[Text passage]
────────

# Ten Surprising Reasons Men Initiate Divorce



## Deejo (May 20, 2008)

Not so surprising really ...

10 Surprising Reasons Men Initiate Divorce


----------



## Caribbean Man (Jun 3, 2012)

I've read somewhere that the top three problem areas in marriage and reasons for divorce were money , sex and kids.
This top ten list you posted seems to have all three in varying degrees.

However , #5 jumped at me.

" _He doesn't have a marriage mentor. 
If your husband's pals make Charlie Sheen look like a choir boy, he needs some buddies who'll raise the bar, says relationship coach and minister Don Nations, of Sarasota, FL. "If more men had a friend with a solid marriage to whom they could talk, someone who could listen and offer counsel, they'd be less likely to seek a divorce," he explains. Your house of worship can fill the void: "Many offer marriage workshops and discussion groups," Nations says. Or pursue friendships with other happy couples-their dedication may inspire you both."_

( lol, @ the Charlie Sheen juxtaposition.)

────────

[Given data]
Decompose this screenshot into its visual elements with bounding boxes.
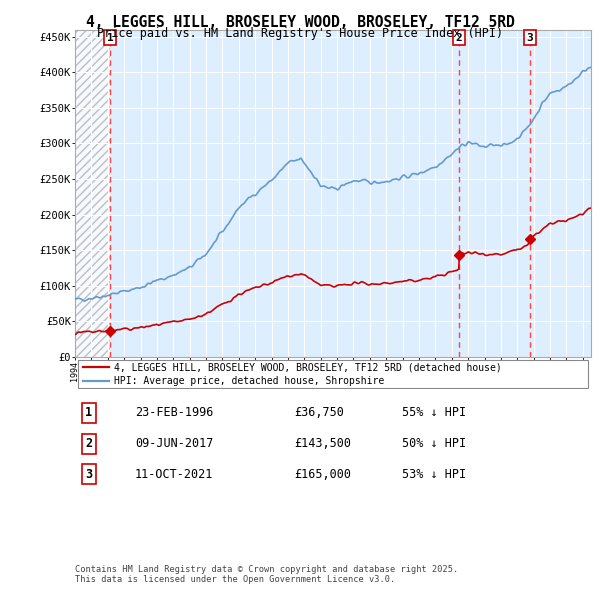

────────

[Goal of the exercise]
Continue the forum thread about why men initiate divorce, starting right after its last line above.

[Final result]
It jumped at me,
Because I've experienced the deleterious effect of not choosing proper mentors early in marriage and the finally getting it right by choosing proper mentors.


----------



## chillymorn (Aug 11, 2010)

I think a lot of the blame can be put on the man who doesn't set and inforce his boundries.

with that said I also think it can get exhausting always having to enforce boundries and after awhile they just give up its not worth it to always have to be the enforcer. some women just nibble away at them until one day you wake up and realise that its just not worth it.

factor a poor undesirous sex life and you have a recipe for divorce. 


to top it off many time when either spouce finaly throws in the towel the other spouce starts putting effort in but for many it too little too late. the damage is done.


----------



## Davelli0331 (Apr 29, 2011)

chillymorn said:


> with that said I also think it can get exhausting always having to enforce boundries and after awhile they just give up its not worth it to always have to be the enforcer. some women just nibble away at them until one day you wake up and realise that its just not worth it.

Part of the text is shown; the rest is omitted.